▸ **Text**
########

Inside the barn, the patina of age

One can only admire the sturdy construction of this great barn. Now clocking along for 90-plus years, it is wearing well.

stall gate inside barn

Nothing fancy here, but strong and functional. The gate latch was supplemented, no doubt by a small chain. Look at the indentation in the second gate slat from the right and you will see a where the chain wore the wood. The small chain snap-link above the wooden latch competed the chain circuit. Since the wooden latch was reachable by a child, the chain provided the insurance to keep critters and kids in their proper and respective places.

Detailed look

Taking a closer look at the gate latch, you can see the tool marks where the craftsman made the latch by hand.

hand hewn latch

Look closely to see the hand-hewn tool marks on this 90-plus year old latch. DeWalt, Ryobi, and Black and Decker and the like were not even a figment of anyone's imagination when the craftsman carved away everything that was not a gate latch. It still works. End of story.

Never fixed and probably a good thing

ladder repair needed

We conjectured that a cantankerous mule or horse probably dispatched the lower rung and upright of the loft ladder in the barn. "It's been that way since I can remember," says Bob Abbott. His grandfather was the owner of the barn. That broken rung probably kept Bob and his siblings out of that loft while they were still at a tender age, but charged with curiosity which nearly always results in cuts, bruises and breaks. A wise and discerning Grandpa takes advantage of such a barrier.

Smead kids went to Holly Springs School

Holly Springs School

This was Holly Springs School where Smead kids got their first exposure to the three "R's."

A few miles east of Smead is another small community, Holly Springs. Unlike Smead, Holly Springs is alive and well with a church and a well-managed community store. It’s not big, but it is a good community. The old school building above, after a round of school consolidation and a stint as a community center, now belongs to a local church.

According to local sources the school was built in 1930 or 31. Prior to this building, grades one-twelve were taught in an older frame structure. Grades one through eight were taught in this school. Students in grades nine through twelve were bussed to Sparkman, Arkansas. The roads, then, not being what they are not, did not facilitate rapid movement of the buses. Long waits for short rides were de rigueur for the times.

########

▸ **Extracted records**
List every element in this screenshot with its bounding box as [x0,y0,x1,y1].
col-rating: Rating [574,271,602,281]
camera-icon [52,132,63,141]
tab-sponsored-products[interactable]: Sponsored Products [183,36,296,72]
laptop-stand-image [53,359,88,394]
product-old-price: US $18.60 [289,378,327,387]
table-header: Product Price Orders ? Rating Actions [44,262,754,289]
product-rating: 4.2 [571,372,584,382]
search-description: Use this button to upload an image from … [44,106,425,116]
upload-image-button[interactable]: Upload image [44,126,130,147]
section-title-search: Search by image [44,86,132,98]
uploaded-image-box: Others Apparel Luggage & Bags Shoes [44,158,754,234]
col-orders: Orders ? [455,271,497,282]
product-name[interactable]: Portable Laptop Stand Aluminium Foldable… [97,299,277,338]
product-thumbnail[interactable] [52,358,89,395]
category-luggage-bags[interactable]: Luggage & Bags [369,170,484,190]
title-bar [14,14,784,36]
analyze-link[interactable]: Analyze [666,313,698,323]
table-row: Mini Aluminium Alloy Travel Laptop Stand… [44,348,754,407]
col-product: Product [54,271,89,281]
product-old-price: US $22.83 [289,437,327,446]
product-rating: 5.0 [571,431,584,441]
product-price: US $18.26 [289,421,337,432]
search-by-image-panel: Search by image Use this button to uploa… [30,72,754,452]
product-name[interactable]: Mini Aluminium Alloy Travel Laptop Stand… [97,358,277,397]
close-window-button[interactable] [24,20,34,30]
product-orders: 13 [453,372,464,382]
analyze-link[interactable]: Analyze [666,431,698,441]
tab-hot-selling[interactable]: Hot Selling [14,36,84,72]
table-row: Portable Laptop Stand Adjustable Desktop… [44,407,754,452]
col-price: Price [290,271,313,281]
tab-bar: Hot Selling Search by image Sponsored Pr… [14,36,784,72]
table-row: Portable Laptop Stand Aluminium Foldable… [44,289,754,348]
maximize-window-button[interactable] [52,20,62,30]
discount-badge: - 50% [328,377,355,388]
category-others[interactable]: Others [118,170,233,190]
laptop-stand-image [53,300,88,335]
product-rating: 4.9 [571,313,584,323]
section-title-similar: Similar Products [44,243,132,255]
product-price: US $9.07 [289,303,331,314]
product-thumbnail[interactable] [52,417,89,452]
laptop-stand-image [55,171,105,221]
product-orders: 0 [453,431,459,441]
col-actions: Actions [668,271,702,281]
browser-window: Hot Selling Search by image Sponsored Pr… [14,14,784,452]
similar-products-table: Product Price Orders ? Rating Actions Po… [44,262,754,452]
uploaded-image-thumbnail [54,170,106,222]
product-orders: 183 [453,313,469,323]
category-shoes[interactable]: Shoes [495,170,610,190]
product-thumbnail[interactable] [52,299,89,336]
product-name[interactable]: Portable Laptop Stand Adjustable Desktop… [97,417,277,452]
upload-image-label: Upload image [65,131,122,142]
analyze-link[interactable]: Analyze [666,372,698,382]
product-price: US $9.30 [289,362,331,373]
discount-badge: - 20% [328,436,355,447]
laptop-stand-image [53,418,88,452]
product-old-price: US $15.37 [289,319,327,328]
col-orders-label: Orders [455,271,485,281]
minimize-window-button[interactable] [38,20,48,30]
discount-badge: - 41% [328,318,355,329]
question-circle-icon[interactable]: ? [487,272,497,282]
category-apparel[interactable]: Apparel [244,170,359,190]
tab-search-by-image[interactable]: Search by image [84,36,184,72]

########

▸ **Actions to take**
(A) Answer these from the barn and school text:
(i) According to the text, who owned the barn?
(ii) Which grades were taught in the Holly Springs School building?
(iii) To which town were students in grades nine through twelve bussed?
(B) Pick up the barn and school text after its final sentence and carry it forward.

▸ **The replies**
(A)
(i) Bob Abbott's grandfather
(ii) Grades one through eight
(iii) Sparkman, Arkansas

(B)
Amazingly, the aggregation of unsupervised young Arkansans charged with pre-pubescent energy, with too much time on their hands (the older ones were just beginning to feel hormonal stirrings), did not perpetrate a wave of juvenile misbehavior. A normal set of circumstances 60 years ago. A bizarre miracle now.

More pictures

Sixteen pictures from eight gigs of shots made the short list for this story. Not all of them made the cut. Click here to see a high-resolution gallery of all 16 shots including the smoke house with moss on the roof, a second shot of the old smoke house, and old broken brick and the old home.

Thanks for dropping by,

Joe Dempsey,
Weekly Grist for the Eyes and Mind
http://www.joedempseycommunications.com/
http://www.joedempseyphoto.com/
http://www.corndancer.com/joephoto/photohome.html

Yes it made a sound.


“When a tree falls in the woods and nobody is … ?”  We’ve all heard the question and probably joined in heated conversations. To see my debunking of this eternal question and to get a closer wilderness scene above, visit the photo of the week page on Corndancer dot com where this story started, a very cool (and safe) thing to do. Click here.

There's more to see here during winter months. During the winter landscape colors are not as intense, but the shapes and intracies of nature are much easier to see.

There's more to see here during winter months. During the winter landscape colors are not as intense, but the shapes and intricacies of nature are much easier to observe. This creek is near the bridge over the Ouachita River in central Arkansas, east of Gurdon and west of Sparkman.

It has always been my belief that there is more to see in the great outdoors in winter than in summer, at least in these environs, where we are not up to our keisters in snow for the biggest part of the winter. The scene above illustrates the point. A lot of what you see there would not be visible in the summer.

Many who enjoy the outdoors confine their forays into the depths of nature to more temperate seasons. There is a lot to be missed. The light is different because the sun is lower in the sky and where deciduous trees cover most of the landscape, there is simply more to see when the leaves drop.

The colors are different. The image above  would not look the same in warmer months. This was shot just north of Holly Springs AR on a county road. A creek crossing the road is routed through a large culvert, leaving a nice sized pond up stream. In the pond, the two old dead trees and sky made an interesting reflection, particularly when crowned with the winter version, golden yellow grass. This is not available during the warmer months.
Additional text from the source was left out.